REQUIRED WORK:
In the records below, find the line containing "Convert this screenshot" and repeat it and every line after it exactly, without pictures.

(Stored data)

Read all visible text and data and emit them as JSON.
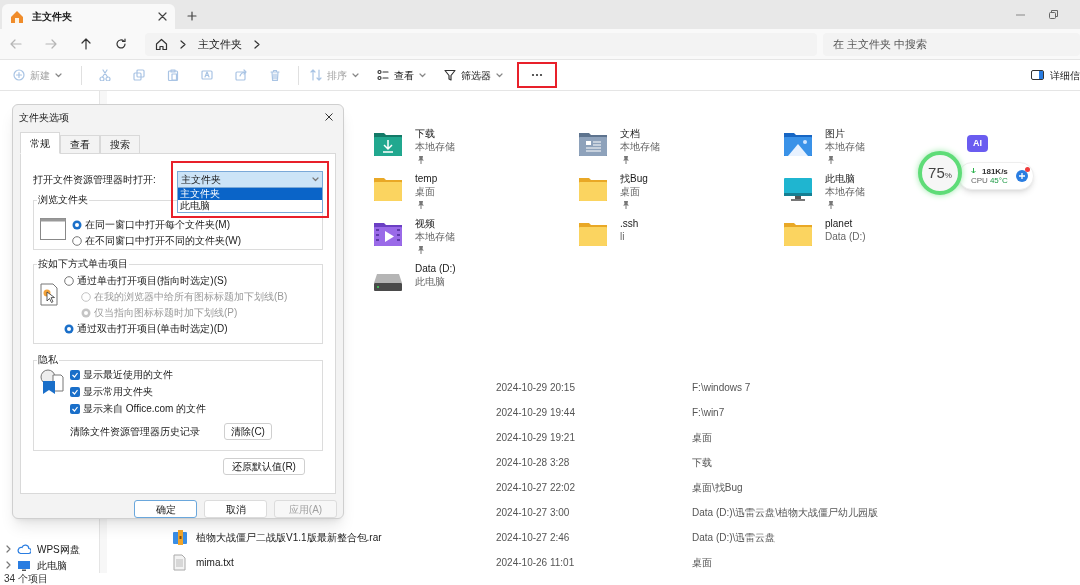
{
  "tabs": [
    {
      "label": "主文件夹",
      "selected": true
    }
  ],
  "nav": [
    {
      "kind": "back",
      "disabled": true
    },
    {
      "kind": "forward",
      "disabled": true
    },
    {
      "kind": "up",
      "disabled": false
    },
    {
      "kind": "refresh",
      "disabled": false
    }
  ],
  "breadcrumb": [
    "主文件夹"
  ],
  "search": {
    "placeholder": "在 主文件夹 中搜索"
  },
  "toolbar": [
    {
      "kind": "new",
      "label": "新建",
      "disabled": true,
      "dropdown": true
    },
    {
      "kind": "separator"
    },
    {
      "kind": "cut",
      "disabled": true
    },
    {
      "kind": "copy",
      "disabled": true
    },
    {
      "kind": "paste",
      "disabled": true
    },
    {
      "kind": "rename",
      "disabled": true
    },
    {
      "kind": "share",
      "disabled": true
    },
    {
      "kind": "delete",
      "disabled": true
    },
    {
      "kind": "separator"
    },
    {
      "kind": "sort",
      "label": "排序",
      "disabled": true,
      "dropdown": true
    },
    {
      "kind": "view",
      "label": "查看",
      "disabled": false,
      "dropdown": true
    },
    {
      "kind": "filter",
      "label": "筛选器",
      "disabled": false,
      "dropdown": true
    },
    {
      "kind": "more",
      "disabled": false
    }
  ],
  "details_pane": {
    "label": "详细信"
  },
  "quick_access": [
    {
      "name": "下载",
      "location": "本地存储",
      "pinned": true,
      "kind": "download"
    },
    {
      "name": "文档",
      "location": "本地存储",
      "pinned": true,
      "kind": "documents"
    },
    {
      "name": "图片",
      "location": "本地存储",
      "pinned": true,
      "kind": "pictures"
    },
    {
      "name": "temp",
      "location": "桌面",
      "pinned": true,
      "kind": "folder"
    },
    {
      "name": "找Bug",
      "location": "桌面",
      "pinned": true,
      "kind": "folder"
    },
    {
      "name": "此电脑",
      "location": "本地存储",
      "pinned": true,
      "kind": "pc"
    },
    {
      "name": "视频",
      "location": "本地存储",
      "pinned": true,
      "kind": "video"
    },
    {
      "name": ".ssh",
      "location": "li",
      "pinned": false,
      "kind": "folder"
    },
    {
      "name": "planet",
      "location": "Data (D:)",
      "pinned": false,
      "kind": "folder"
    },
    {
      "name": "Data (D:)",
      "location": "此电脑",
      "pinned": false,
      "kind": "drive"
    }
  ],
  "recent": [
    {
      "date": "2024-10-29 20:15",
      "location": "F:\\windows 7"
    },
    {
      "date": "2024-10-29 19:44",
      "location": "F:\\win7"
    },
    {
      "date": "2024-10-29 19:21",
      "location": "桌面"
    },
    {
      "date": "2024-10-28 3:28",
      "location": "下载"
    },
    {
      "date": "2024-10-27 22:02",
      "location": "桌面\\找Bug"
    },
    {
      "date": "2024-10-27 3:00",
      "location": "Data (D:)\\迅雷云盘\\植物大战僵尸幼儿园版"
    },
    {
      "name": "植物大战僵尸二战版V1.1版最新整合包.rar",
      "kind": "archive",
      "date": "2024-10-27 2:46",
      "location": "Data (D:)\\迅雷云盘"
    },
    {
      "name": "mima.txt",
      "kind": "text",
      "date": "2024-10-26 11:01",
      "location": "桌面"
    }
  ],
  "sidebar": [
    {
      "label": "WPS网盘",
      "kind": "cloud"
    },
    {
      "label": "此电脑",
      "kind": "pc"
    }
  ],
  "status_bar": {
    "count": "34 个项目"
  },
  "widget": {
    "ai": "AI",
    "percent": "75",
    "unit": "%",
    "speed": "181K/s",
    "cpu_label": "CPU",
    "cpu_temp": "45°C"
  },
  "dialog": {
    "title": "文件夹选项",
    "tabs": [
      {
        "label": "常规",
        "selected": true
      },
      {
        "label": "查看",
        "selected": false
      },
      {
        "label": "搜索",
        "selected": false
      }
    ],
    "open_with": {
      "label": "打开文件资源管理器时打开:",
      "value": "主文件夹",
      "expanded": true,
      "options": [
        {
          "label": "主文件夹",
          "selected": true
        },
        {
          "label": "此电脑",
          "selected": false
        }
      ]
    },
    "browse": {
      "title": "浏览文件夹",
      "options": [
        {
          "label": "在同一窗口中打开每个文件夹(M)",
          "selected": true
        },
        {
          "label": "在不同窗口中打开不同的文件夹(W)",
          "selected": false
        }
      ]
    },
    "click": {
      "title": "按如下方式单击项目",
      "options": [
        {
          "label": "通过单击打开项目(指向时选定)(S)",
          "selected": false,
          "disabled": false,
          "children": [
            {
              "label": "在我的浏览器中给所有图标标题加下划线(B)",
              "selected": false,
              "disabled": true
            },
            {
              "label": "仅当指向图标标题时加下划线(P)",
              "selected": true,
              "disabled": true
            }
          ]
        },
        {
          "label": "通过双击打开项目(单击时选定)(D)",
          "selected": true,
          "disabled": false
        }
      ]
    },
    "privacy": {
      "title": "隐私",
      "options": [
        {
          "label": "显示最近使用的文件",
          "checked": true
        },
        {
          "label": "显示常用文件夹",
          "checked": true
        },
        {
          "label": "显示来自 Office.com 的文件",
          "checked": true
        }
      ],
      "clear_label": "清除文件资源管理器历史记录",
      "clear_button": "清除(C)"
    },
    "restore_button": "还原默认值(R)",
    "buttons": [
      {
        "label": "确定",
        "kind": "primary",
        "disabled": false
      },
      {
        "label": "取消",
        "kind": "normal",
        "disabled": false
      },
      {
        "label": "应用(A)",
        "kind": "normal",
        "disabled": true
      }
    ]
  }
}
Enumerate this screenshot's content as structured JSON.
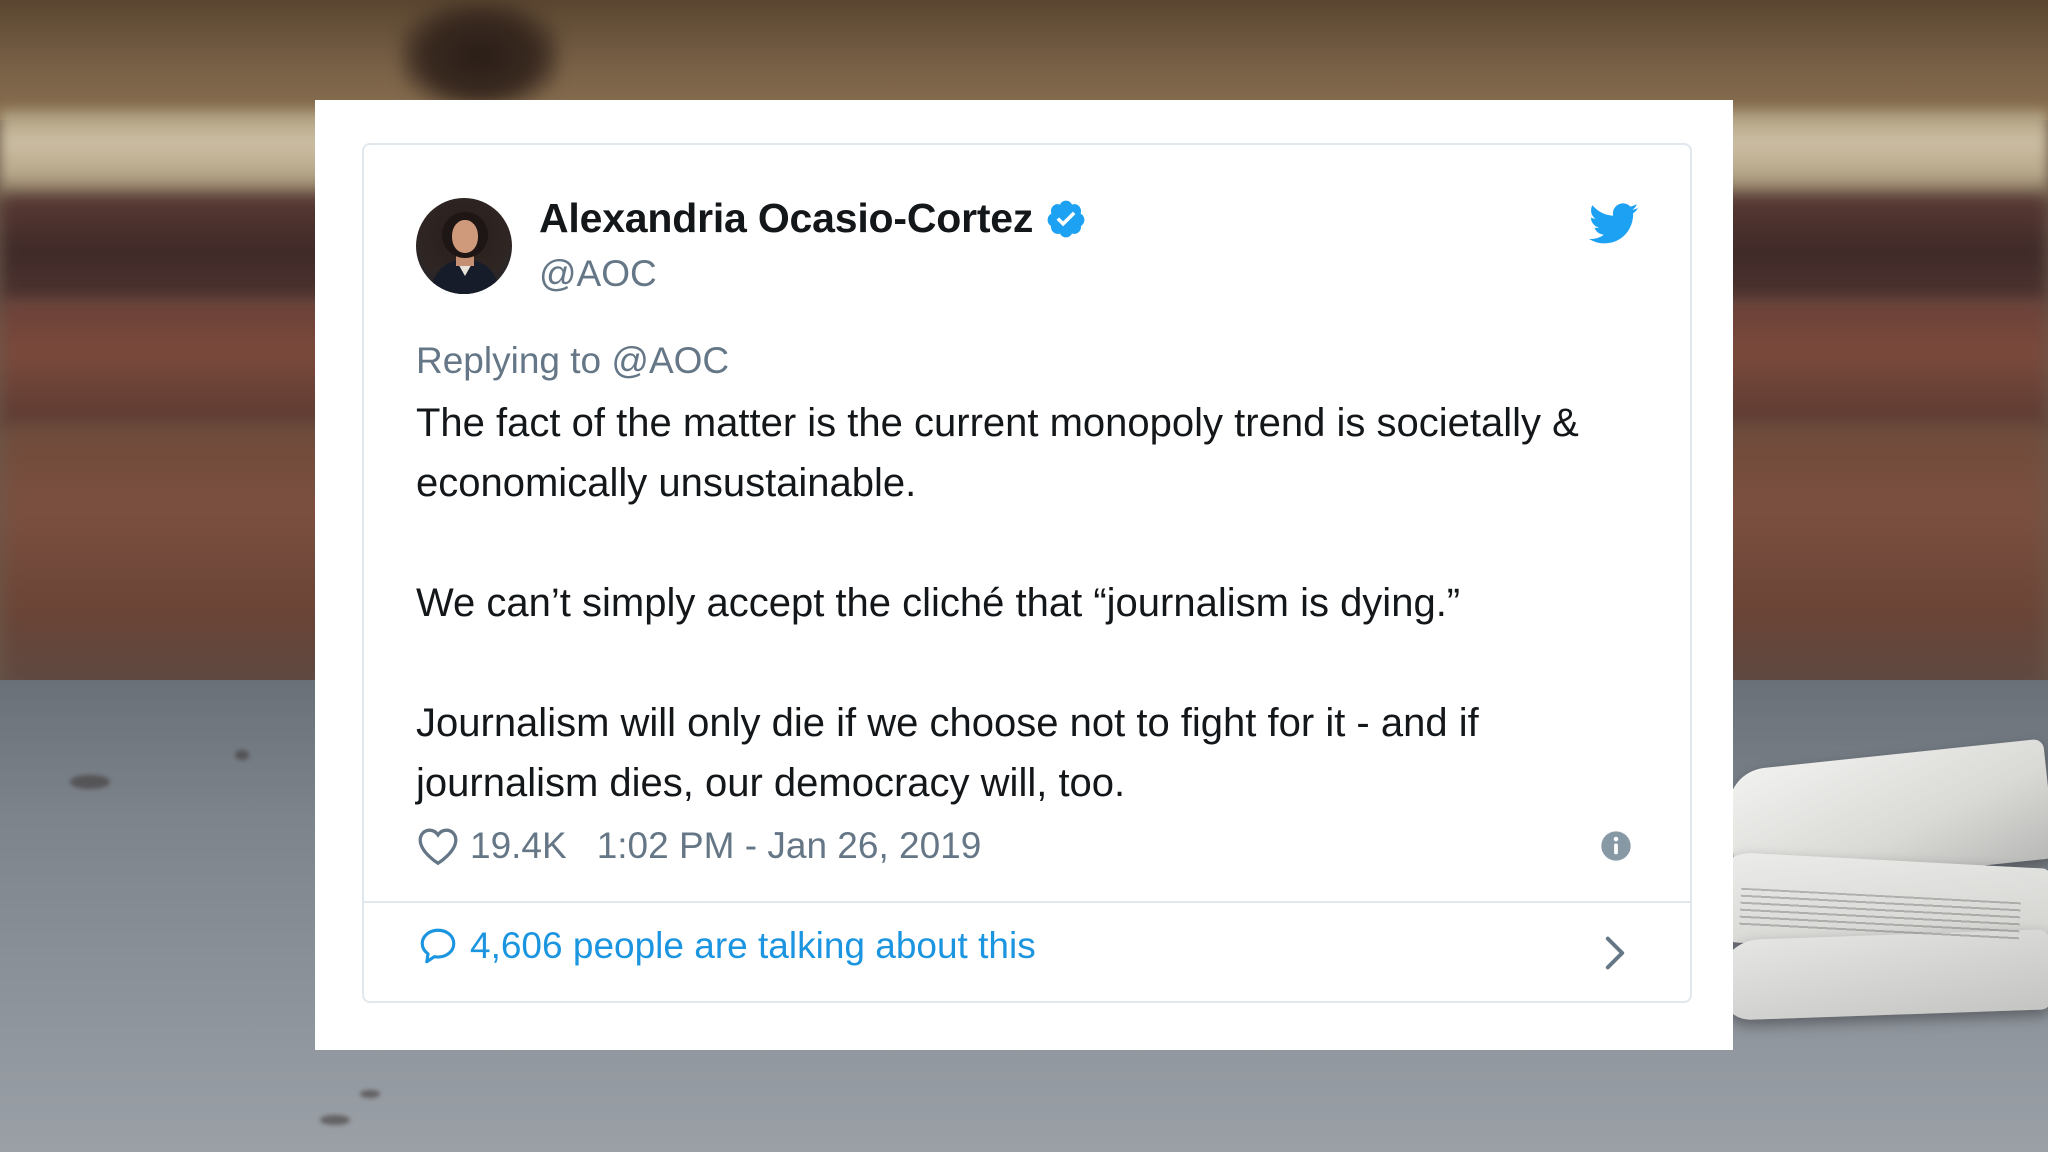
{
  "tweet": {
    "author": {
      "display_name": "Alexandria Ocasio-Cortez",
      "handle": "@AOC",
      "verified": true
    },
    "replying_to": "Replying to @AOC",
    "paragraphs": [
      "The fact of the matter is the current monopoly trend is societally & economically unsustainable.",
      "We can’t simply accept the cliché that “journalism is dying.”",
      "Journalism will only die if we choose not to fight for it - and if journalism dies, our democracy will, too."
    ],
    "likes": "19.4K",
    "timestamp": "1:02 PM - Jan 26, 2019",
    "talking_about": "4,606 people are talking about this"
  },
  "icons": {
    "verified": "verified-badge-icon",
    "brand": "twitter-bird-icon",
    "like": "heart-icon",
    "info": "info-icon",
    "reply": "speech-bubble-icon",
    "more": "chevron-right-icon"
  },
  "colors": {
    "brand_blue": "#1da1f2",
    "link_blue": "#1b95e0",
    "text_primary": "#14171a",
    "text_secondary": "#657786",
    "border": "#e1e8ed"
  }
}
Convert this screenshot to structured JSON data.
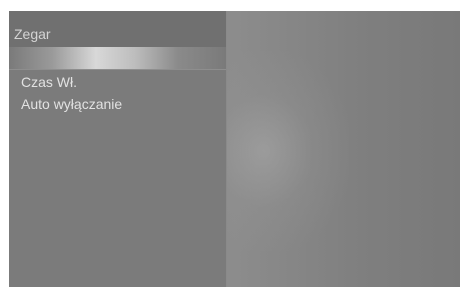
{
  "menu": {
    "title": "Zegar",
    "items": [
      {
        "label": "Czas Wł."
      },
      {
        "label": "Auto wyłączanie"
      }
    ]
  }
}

EXERCISE RESULT:
Convert this screenshot to structured JSON data.
{
  "menu": {
    "title": "Zegar",
    "items": [
      {
        "label": "Czas Wł."
      },
      {
        "label": "Auto wyłączanie"
      }
    ]
  }
}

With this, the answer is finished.